» **Brief**
Quote every line below exactly and skip any picture.

★ ★ ★ ★ ★

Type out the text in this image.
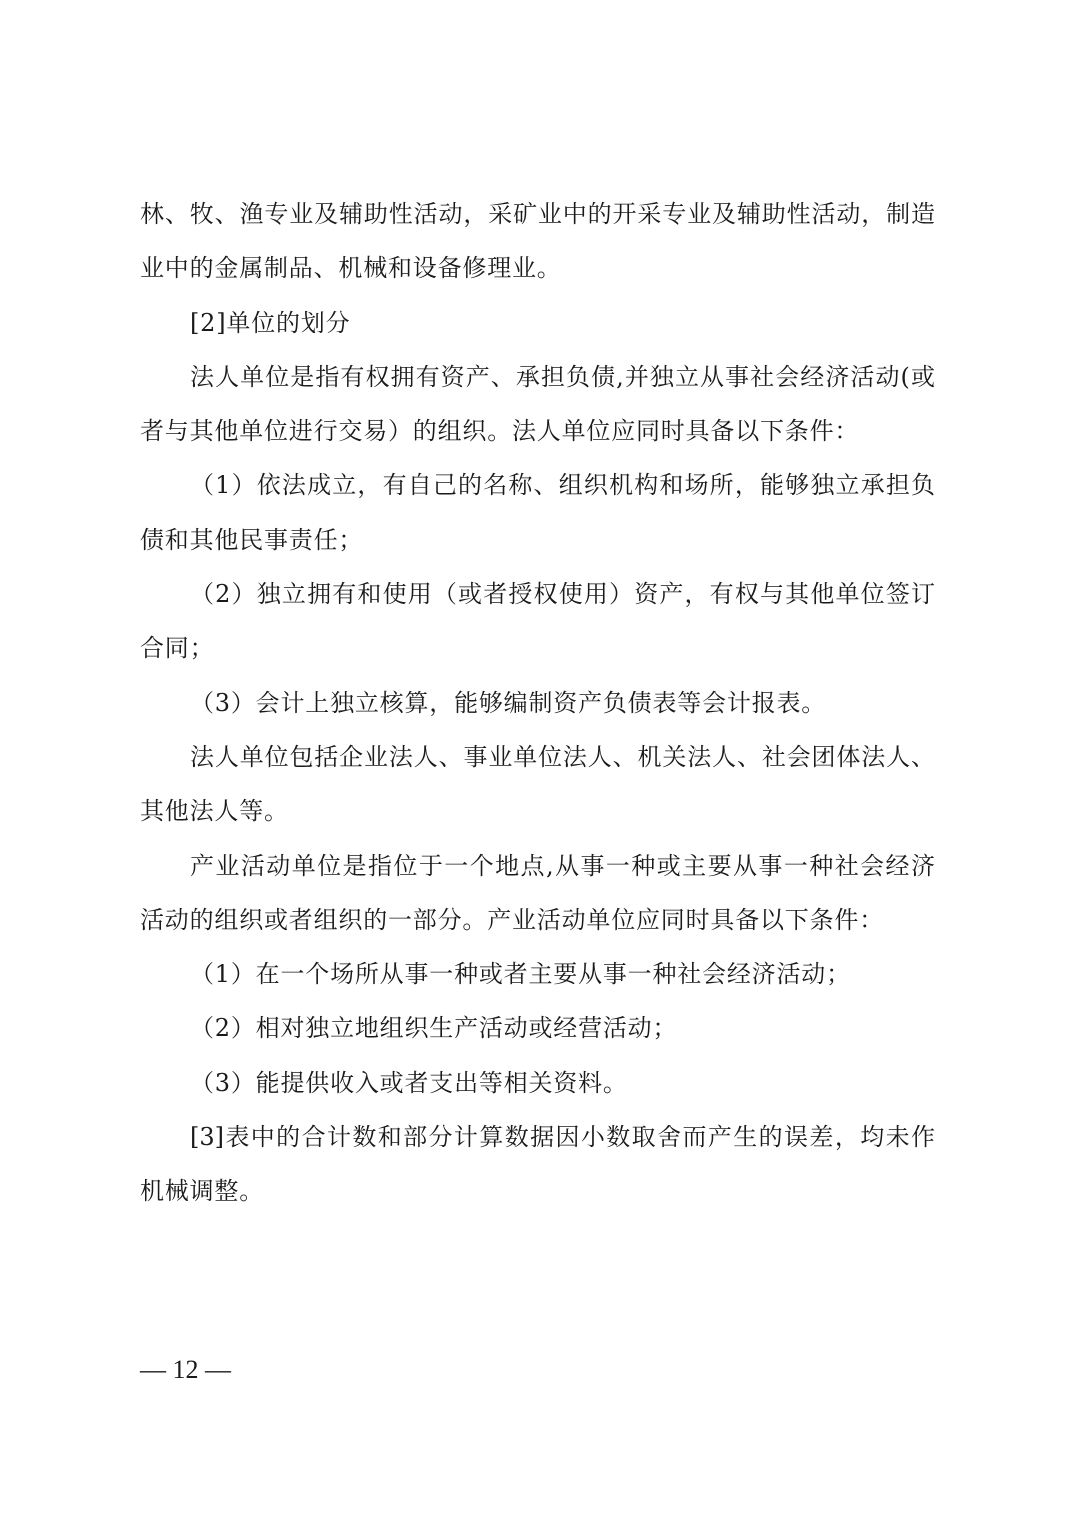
林、牧、渔专业及辅助性活动，采矿业中的开采专业及辅助性活动，制造
业中的金属制品、机械和设备修理业。
[2]单位的划分
法人单位是指有权拥有资产、承担负债,并独立从事社会经济活动(或
者与其他单位进行交易）的组织。法人单位应同时具备以下条件：
（1）依法成立，有自己的名称、组织机构和场所，能够独立承担负
债和其他民事责任；
（2）独立拥有和使用（或者授权使用）资产，有权与其他单位签订
合同；
（3）会计上独立核算，能够编制资产负债表等会计报表。
法人单位包括企业法人、事业单位法人、机关法人、社会团体法人、
其他法人等。
产业活动单位是指位于一个地点,从事一种或主要从事一种社会经济
活动的组织或者组织的一部分。产业活动单位应同时具备以下条件：
（1）在一个场所从事一种或者主要从事一种社会经济活动；
（2）相对独立地组织生产活动或经营活动；
（3）能提供收入或者支出等相关资料。
[3]表中的合计数和部分计算数据因小数取舍而产生的误差，均未作
机械调整。
— 12 —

★ ★ ★ ★ ★

» **Output**
Type out the text in this image.
林、牧、渔专业及辅助性活动，采矿业中的开采专业及辅助性活动，制造
业中的金属制品、机械和设备修理业。
[2]单位的划分
法人单位是指有权拥有资产、承担负债,并独立从事社会经济活动(或
者与其他单位进行交易）的组织。法人单位应同时具备以下条件：
（1）依法成立，有自己的名称、组织机构和场所，能够独立承担负
债和其他民事责任；
（2）独立拥有和使用（或者授权使用）资产，有权与其他单位签订
合同；
（3）会计上独立核算，能够编制资产负债表等会计报表。
法人单位包括企业法人、事业单位法人、机关法人、社会团体法人、
其他法人等。
产业活动单位是指位于一个地点,从事一种或主要从事一种社会经济
活动的组织或者组织的一部分。产业活动单位应同时具备以下条件：
（1）在一个场所从事一种或者主要从事一种社会经济活动；
（2）相对独立地组织生产活动或经营活动；
（3）能提供收入或者支出等相关资料。
[3]表中的合计数和部分计算数据因小数取舍而产生的误差，均未作
机械调整。
— 12 —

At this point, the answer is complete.